● PROBLEM STATEMENT
Where an entry below contains an image, skip the image and copy the rest exactly.

● EXTRACTED MATERIAL
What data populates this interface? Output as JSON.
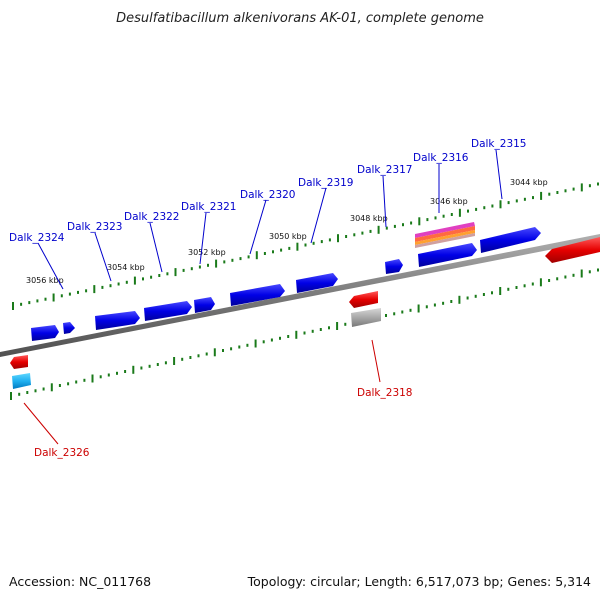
{
  "title": "Desulfatibacillum alkenivorans AK-01, complete genome",
  "footer": {
    "accession": "Accession: NC_011768",
    "summary": "Topology: circular; Length: 6,517,073 bp; Genes: 5,314"
  },
  "scale_labels": [
    "3056 kbp",
    "3054 kbp",
    "3052 kbp",
    "3050 kbp",
    "3048 kbp",
    "3046 kbp",
    "3044 kbp"
  ],
  "genes": {
    "forward": [
      "Dalk_2324",
      "Dalk_2323",
      "Dalk_2322",
      "Dalk_2321",
      "Dalk_2320",
      "Dalk_2319",
      "Dalk_2317",
      "Dalk_2316",
      "Dalk_2315"
    ],
    "reverse": [
      "Dalk_2318",
      "Dalk_2326"
    ]
  },
  "colors": {
    "forward_gene": "#0000e6",
    "reverse_gene": "#e60000",
    "forward_label": "#0000cc",
    "reverse_label": "#cc0000",
    "backbone": "#808080",
    "tick": "#1a7a1a",
    "trna": "#e040c0",
    "rrna_gray": "#a0a0a0",
    "cyan_feature": "#20b8f0"
  }
}
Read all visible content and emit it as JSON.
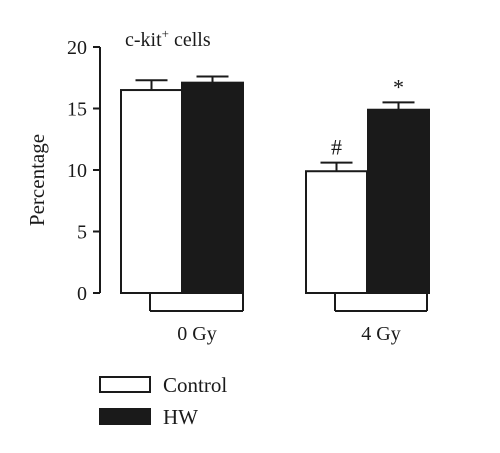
{
  "chart_data": {
    "type": "bar",
    "title": "c-kit",
    "title_superscript": "+",
    "title_suffix": " cells",
    "xlabel": "",
    "ylabel": "Percentage",
    "ylim": [
      0,
      20
    ],
    "yticks": [
      0,
      5,
      10,
      15,
      20
    ],
    "groups": [
      "0 Gy",
      "4 Gy"
    ],
    "series": [
      {
        "name": "Control",
        "values": [
          16.5,
          9.9
        ],
        "errors": [
          0.8,
          0.7
        ],
        "fill": "#ffffff",
        "stroke": "#1a1a1a"
      },
      {
        "name": "HW",
        "values": [
          17.1,
          14.9
        ],
        "errors": [
          0.5,
          0.6
        ],
        "fill": "#1a1a1a",
        "stroke": "#1a1a1a"
      }
    ],
    "annotations": [
      {
        "series": "Control",
        "group": "4 Gy",
        "text": "#"
      },
      {
        "series": "HW",
        "group": "4 Gy",
        "text": "*"
      }
    ],
    "legend": {
      "position": "bottom-left"
    },
    "grid": false
  }
}
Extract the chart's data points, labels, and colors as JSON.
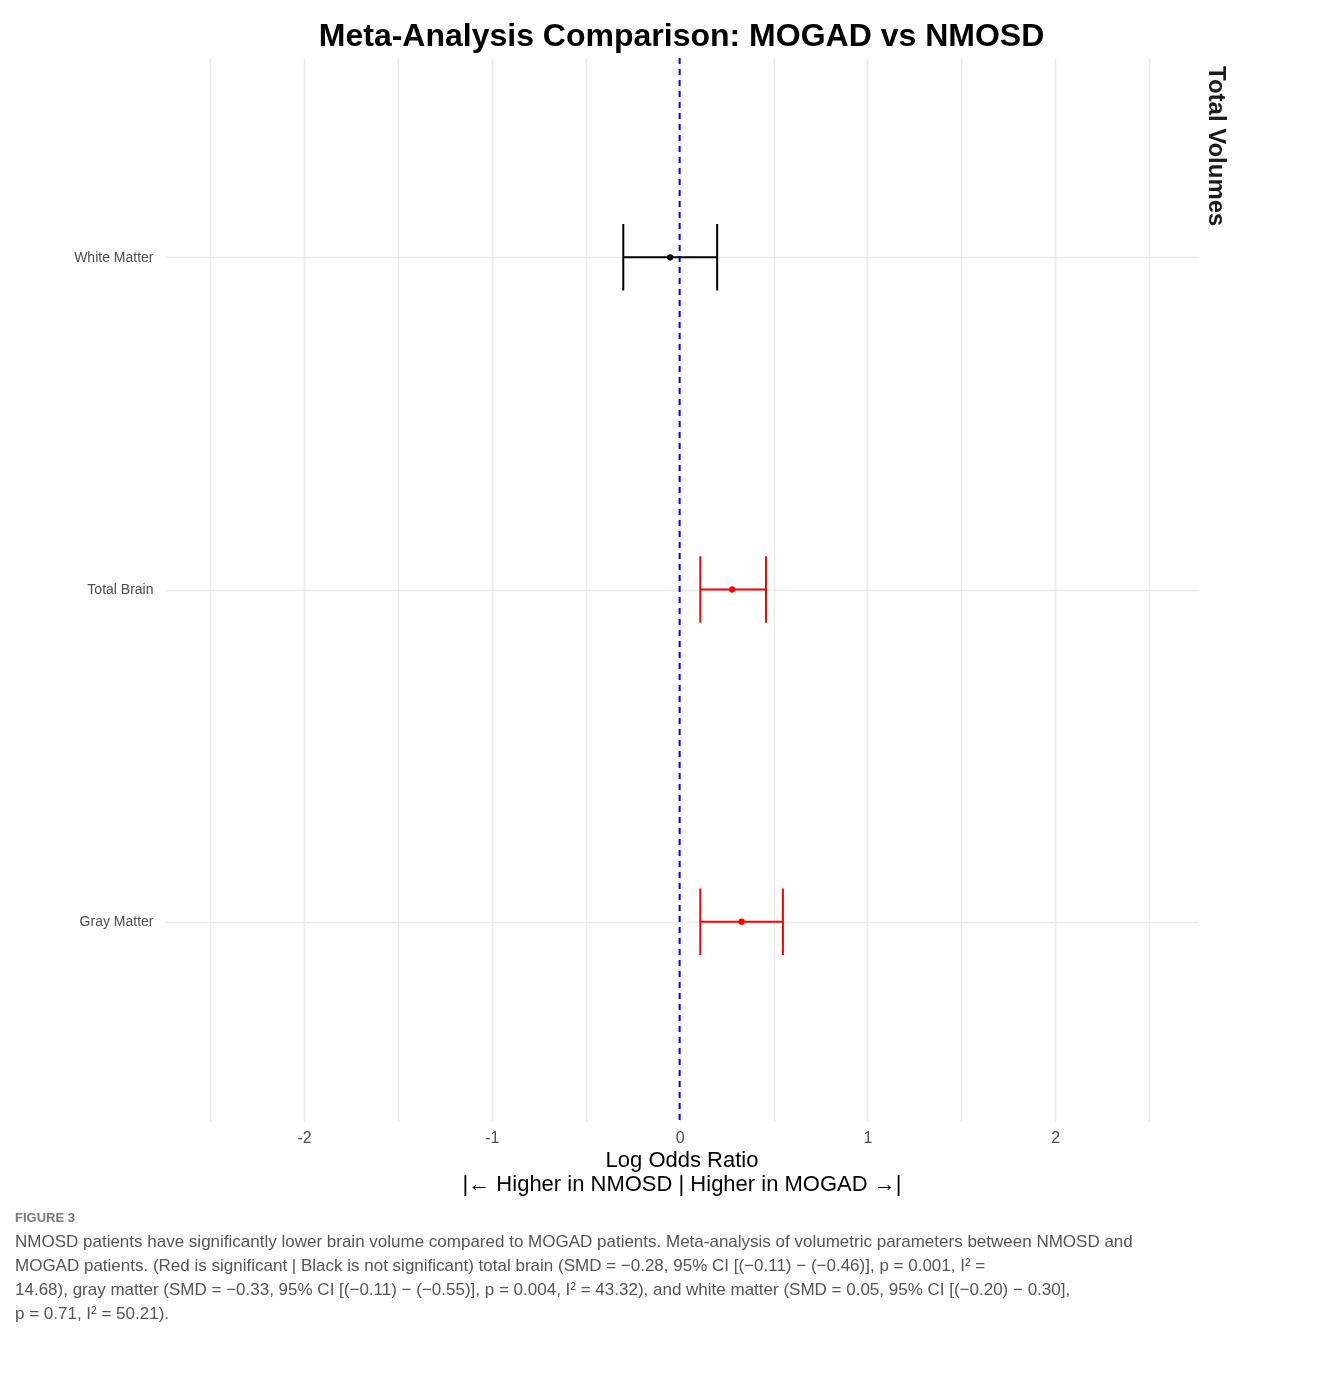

● ANSWER TO THIS TASK
What data populates this interface? Output as JSON.
{
  "title": "Desulfatibacillum alkenivorans AK-01, complete genome",
  "footer": {
    "accession": "Accession: NC_011768",
    "summary": "Topology: circular; Length: 6,517,073 bp; Genes: 5,314"
  },
  "scale_labels": [
    "3056 kbp",
    "3054 kbp",
    "3052 kbp",
    "3050 kbp",
    "3048 kbp",
    "3046 kbp",
    "3044 kbp"
  ],
  "genes": {
    "forward": [
      "Dalk_2324",
      "Dalk_2323",
      "Dalk_2322",
      "Dalk_2321",
      "Dalk_2320",
      "Dalk_2319",
      "Dalk_2317",
      "Dalk_2316",
      "Dalk_2315"
    ],
    "reverse": [
      "Dalk_2318",
      "Dalk_2326"
    ]
  },
  "colors": {
    "forward_gene": "#0000e6",
    "reverse_gene": "#e60000",
    "forward_label": "#0000cc",
    "reverse_label": "#cc0000",
    "backbone": "#808080",
    "tick": "#1a7a1a",
    "trna": "#e040c0",
    "rrna_gray": "#a0a0a0",
    "cyan_feature": "#20b8f0"
  }
}
Read all visible content and emit it as JSON.
{
  "chart_data": {
    "type": "bar",
    "title": "c-kit",
    "title_superscript": "+",
    "title_suffix": " cells",
    "xlabel": "",
    "ylabel": "Percentage",
    "ylim": [
      0,
      20
    ],
    "yticks": [
      0,
      5,
      10,
      15,
      20
    ],
    "groups": [
      "0 Gy",
      "4 Gy"
    ],
    "series": [
      {
        "name": "Control",
        "values": [
          16.5,
          9.9
        ],
        "errors": [
          0.8,
          0.7
        ],
        "fill": "#ffffff",
        "stroke": "#1a1a1a"
      },
      {
        "name": "HW",
        "values": [
          17.1,
          14.9
        ],
        "errors": [
          0.5,
          0.6
        ],
        "fill": "#1a1a1a",
        "stroke": "#1a1a1a"
      }
    ],
    "annotations": [
      {
        "series": "Control",
        "group": "4 Gy",
        "text": "#"
      },
      {
        "series": "HW",
        "group": "4 Gy",
        "text": "*"
      }
    ],
    "legend": {
      "position": "bottom-left"
    },
    "grid": false
  }
}
Extract the chart's data points, labels, and colors as JSON.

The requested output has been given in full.